• Problem description:
Lines containing the string "λιγότερες" are to be collected in full.

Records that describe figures
++++++++++++++++++++
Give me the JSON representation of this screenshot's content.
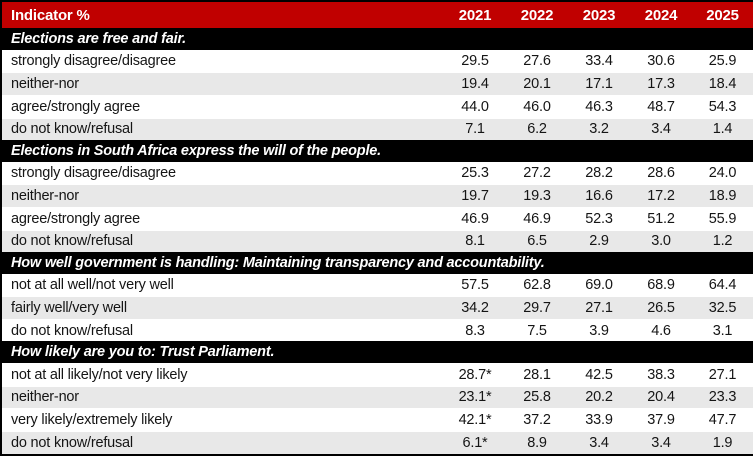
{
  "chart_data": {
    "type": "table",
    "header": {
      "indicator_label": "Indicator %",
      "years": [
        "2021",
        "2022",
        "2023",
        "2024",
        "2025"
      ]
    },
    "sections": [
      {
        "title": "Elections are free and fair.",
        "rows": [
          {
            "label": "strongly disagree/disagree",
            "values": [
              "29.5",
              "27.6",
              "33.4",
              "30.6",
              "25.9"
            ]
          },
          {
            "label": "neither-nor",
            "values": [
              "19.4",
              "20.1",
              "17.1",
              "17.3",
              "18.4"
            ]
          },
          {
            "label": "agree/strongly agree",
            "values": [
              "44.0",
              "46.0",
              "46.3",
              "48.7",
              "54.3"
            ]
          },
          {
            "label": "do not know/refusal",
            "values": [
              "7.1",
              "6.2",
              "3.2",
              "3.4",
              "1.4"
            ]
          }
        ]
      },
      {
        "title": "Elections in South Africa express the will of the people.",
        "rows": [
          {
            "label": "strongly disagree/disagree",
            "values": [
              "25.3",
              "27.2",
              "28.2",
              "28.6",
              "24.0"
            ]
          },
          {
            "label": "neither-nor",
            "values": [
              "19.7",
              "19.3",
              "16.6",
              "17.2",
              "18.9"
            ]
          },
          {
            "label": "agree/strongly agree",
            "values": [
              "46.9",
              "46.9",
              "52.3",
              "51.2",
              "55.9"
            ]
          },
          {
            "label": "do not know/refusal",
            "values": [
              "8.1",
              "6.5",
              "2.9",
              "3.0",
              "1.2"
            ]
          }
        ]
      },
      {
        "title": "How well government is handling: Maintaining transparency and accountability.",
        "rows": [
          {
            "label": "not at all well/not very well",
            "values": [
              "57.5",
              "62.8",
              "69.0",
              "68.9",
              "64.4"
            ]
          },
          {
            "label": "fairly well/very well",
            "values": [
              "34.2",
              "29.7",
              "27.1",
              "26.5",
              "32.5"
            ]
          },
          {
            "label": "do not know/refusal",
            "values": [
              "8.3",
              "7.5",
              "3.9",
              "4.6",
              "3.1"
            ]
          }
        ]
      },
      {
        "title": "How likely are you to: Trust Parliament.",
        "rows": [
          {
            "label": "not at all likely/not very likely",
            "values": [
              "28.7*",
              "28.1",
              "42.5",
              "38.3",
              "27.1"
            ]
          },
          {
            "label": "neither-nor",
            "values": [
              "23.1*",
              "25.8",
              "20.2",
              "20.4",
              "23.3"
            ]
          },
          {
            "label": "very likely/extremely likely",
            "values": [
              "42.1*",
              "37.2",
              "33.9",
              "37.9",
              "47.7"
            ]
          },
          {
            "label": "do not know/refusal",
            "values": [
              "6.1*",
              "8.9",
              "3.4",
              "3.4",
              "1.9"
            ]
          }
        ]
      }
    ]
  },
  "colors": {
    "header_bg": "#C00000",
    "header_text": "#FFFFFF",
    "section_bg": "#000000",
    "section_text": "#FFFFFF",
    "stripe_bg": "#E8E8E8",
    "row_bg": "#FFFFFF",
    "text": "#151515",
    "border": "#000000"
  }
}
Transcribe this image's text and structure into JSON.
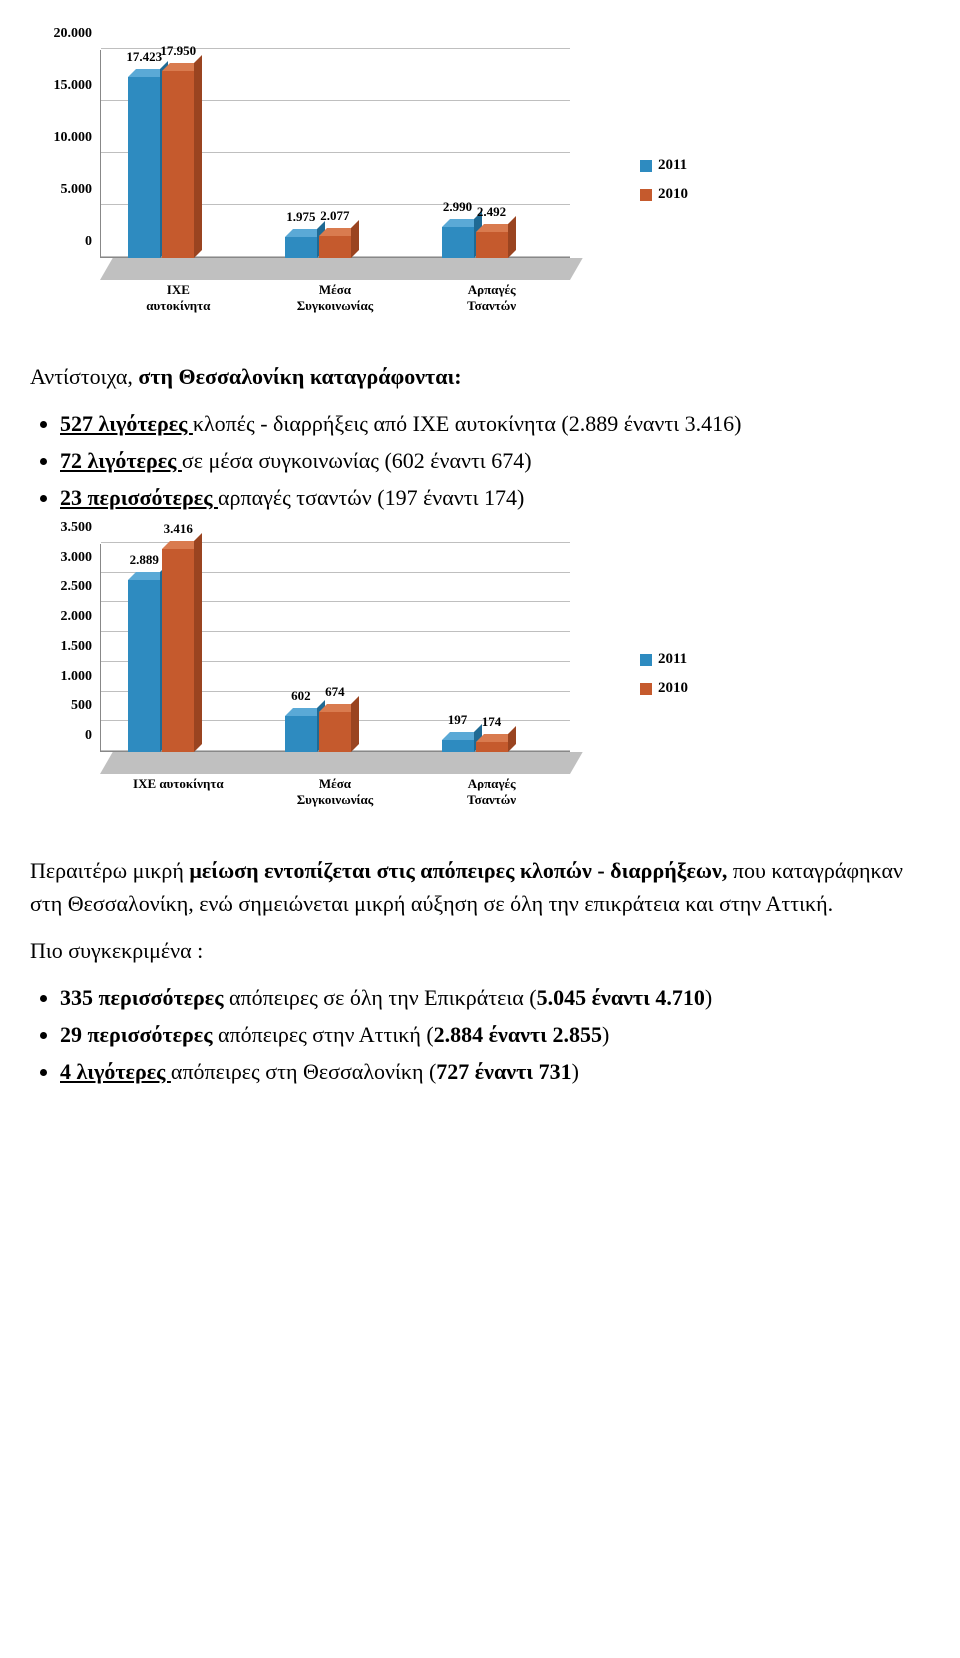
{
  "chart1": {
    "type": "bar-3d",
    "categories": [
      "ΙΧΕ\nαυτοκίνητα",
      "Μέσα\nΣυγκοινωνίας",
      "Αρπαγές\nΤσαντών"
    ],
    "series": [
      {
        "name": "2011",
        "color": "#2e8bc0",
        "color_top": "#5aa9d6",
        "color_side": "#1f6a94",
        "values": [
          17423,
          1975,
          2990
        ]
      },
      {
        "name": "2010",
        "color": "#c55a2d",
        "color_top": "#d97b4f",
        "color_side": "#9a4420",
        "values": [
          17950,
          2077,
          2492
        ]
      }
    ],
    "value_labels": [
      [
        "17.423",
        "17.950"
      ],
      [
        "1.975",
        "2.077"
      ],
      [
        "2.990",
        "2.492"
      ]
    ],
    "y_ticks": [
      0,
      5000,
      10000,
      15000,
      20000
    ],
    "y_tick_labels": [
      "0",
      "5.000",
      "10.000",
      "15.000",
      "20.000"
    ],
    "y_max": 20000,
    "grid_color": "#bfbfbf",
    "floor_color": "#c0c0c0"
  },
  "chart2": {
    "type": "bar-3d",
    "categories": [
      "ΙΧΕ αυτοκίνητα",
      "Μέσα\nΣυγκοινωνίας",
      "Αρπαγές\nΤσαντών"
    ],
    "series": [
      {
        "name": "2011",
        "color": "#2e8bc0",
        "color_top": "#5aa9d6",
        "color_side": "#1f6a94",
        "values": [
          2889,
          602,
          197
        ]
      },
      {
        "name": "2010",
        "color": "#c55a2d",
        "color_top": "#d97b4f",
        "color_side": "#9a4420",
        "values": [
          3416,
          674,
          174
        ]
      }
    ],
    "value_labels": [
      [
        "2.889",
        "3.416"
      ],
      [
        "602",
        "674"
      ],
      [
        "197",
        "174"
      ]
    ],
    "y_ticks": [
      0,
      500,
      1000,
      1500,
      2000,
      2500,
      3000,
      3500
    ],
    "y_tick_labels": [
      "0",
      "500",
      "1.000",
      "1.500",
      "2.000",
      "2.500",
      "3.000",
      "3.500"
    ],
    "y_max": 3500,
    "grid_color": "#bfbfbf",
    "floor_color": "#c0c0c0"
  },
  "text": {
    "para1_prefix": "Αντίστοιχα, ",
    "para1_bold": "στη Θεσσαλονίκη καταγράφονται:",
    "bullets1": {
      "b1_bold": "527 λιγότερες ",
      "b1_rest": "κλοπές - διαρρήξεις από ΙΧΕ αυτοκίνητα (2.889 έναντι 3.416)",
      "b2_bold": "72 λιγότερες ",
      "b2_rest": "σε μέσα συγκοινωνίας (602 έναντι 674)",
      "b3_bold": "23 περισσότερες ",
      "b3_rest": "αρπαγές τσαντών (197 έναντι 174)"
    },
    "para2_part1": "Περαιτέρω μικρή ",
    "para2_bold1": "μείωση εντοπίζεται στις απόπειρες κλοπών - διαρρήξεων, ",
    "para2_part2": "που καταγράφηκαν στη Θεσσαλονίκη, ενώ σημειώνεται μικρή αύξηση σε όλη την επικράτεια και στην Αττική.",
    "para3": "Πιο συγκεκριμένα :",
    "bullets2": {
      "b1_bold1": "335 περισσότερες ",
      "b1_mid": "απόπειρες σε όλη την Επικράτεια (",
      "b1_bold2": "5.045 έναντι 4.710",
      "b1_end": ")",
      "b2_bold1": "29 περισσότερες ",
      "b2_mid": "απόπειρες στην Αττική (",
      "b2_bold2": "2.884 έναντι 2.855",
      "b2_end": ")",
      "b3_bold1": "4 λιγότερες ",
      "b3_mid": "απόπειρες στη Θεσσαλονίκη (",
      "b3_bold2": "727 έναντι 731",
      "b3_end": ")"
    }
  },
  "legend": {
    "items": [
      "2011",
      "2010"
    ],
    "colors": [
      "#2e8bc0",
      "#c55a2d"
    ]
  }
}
++++++++++++++++++++
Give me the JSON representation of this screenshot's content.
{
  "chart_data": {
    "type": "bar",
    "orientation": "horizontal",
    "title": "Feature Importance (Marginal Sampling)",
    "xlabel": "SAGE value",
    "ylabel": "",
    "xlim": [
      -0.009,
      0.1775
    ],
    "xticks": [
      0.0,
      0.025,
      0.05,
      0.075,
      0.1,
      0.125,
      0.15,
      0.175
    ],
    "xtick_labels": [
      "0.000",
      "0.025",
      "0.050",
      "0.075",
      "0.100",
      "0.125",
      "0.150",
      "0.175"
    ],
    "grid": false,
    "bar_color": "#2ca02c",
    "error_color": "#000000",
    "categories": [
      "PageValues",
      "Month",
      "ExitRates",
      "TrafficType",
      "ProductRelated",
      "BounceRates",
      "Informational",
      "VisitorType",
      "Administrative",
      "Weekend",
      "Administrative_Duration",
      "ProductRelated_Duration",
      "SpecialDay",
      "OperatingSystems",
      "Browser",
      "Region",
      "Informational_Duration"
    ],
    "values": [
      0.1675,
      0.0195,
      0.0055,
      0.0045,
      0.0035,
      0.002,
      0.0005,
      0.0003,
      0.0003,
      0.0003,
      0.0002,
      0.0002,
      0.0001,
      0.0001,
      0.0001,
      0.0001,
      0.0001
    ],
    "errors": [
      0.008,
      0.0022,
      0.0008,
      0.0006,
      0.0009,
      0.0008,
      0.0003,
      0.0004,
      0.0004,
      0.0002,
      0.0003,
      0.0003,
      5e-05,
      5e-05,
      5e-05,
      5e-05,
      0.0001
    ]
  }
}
++++++++++++++++++++
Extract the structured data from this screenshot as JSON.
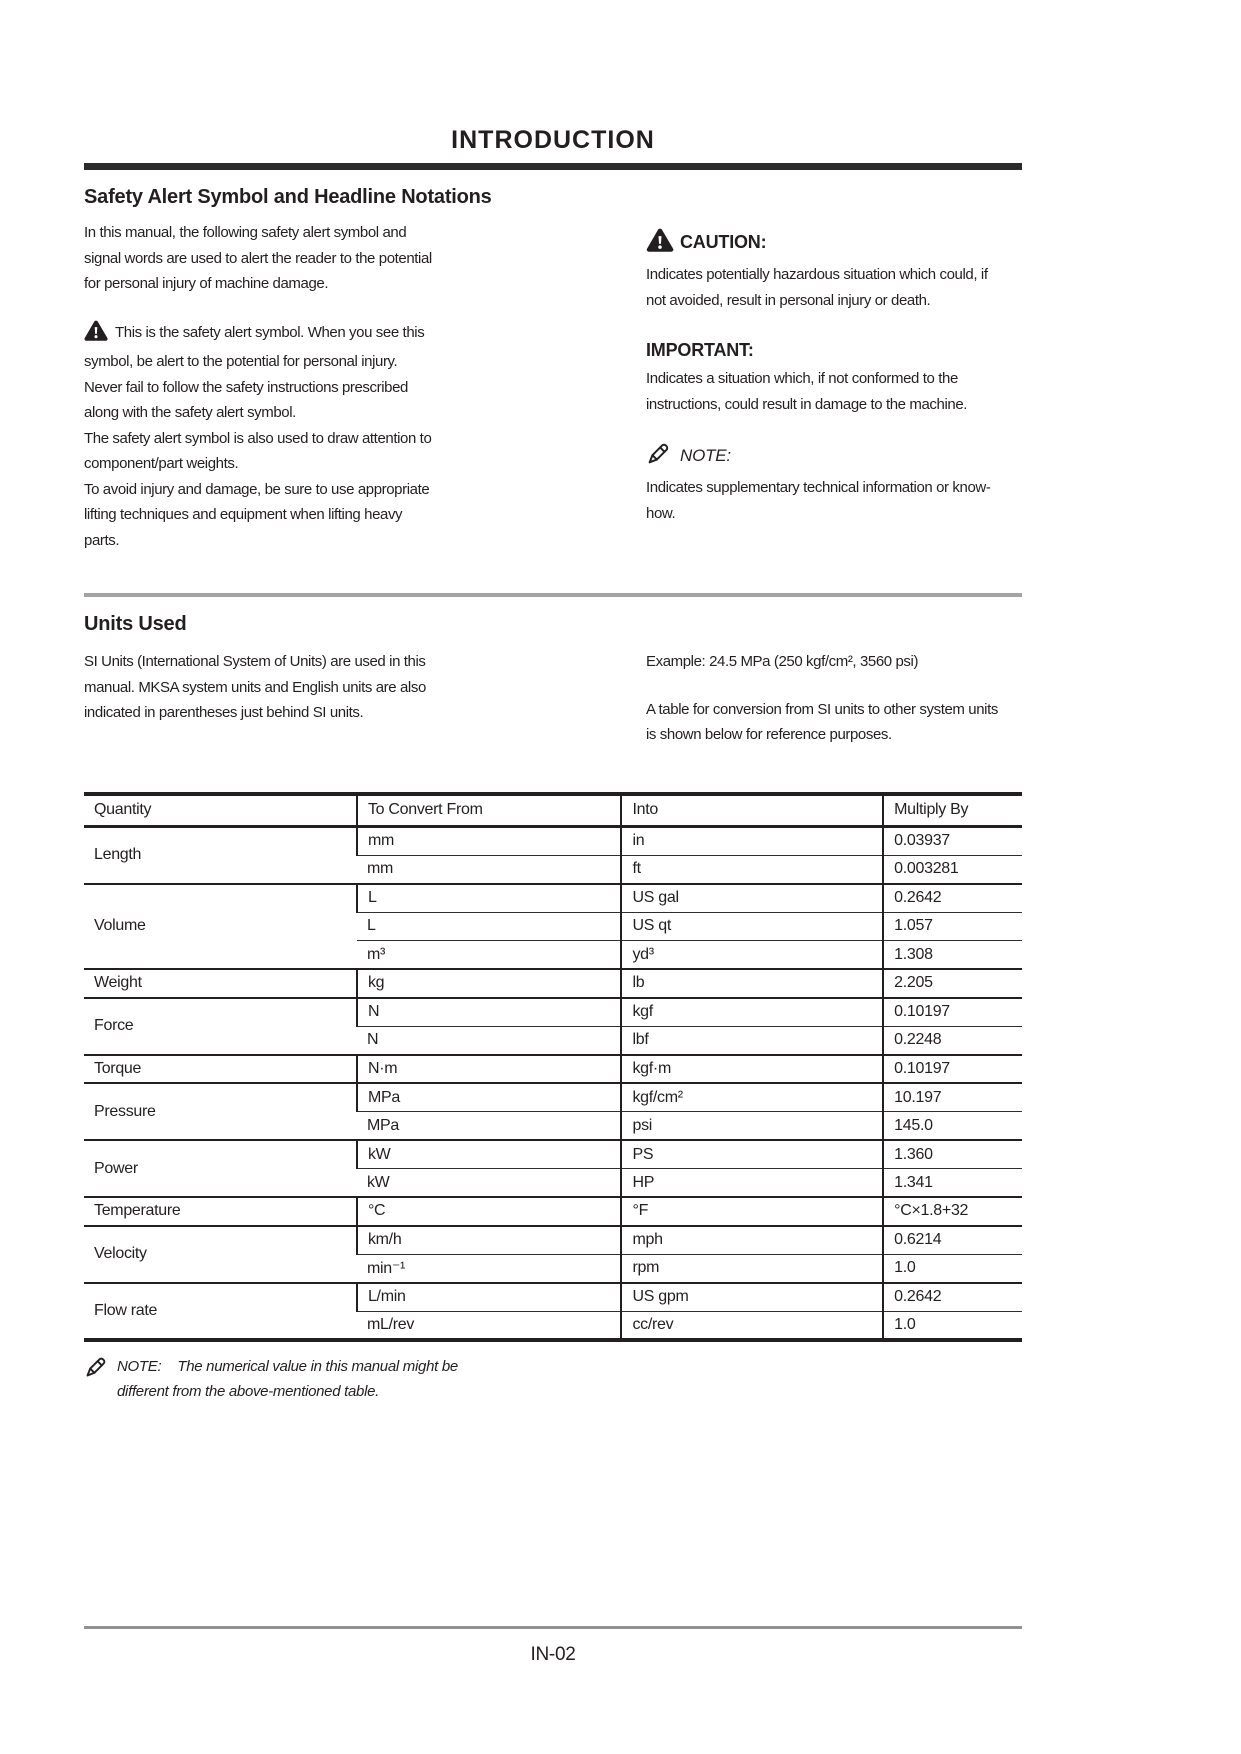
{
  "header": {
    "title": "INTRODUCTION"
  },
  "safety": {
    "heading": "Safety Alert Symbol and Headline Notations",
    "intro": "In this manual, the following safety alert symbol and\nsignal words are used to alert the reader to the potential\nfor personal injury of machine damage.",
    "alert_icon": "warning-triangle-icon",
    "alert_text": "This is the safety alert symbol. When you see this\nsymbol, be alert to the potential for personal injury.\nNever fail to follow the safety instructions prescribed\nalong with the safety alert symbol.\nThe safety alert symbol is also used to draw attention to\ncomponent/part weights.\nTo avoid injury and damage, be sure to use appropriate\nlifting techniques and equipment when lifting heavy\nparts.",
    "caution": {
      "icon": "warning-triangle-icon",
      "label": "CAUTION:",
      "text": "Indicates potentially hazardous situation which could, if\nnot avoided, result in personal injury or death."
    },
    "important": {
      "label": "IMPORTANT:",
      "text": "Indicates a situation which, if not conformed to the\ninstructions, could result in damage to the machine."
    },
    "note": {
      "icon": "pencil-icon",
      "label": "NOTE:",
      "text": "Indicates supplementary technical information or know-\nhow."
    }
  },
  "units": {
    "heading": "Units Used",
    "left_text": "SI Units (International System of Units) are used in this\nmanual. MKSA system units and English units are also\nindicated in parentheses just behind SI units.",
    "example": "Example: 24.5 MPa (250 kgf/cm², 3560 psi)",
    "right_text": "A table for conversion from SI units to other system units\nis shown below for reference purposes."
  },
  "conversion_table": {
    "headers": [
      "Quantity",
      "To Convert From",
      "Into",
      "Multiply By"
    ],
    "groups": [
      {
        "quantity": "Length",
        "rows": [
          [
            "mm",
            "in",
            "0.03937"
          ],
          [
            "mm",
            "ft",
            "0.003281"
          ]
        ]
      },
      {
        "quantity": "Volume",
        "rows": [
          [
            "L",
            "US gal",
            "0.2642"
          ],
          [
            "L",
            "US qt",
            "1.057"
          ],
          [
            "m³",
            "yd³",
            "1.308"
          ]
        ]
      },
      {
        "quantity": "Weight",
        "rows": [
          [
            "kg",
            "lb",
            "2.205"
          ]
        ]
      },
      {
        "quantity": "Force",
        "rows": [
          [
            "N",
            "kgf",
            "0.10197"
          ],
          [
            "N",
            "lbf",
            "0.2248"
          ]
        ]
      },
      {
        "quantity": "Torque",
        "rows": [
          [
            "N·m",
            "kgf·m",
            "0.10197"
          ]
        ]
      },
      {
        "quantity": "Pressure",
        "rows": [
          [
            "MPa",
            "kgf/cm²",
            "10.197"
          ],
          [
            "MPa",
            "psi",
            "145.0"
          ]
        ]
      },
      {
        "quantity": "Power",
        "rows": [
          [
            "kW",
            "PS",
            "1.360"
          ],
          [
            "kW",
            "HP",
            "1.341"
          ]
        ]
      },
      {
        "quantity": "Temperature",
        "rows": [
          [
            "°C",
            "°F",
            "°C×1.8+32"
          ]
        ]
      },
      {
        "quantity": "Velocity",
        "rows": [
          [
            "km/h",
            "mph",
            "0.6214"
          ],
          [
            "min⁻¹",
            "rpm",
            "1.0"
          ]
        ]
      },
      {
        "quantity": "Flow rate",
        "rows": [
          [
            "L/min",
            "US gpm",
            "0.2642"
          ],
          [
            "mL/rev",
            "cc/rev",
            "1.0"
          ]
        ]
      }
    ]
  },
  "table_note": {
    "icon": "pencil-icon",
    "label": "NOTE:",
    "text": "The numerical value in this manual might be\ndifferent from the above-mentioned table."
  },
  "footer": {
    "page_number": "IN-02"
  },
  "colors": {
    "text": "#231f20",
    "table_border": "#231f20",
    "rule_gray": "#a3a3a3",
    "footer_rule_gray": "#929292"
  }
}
++++++++++++++++++++
• Solution to this problem:
      "b1_bold": "527 λιγότερες ",
      "b2_bold": "72 λιγότερες ",
      "b3_bold1": "4 λιγότερες ",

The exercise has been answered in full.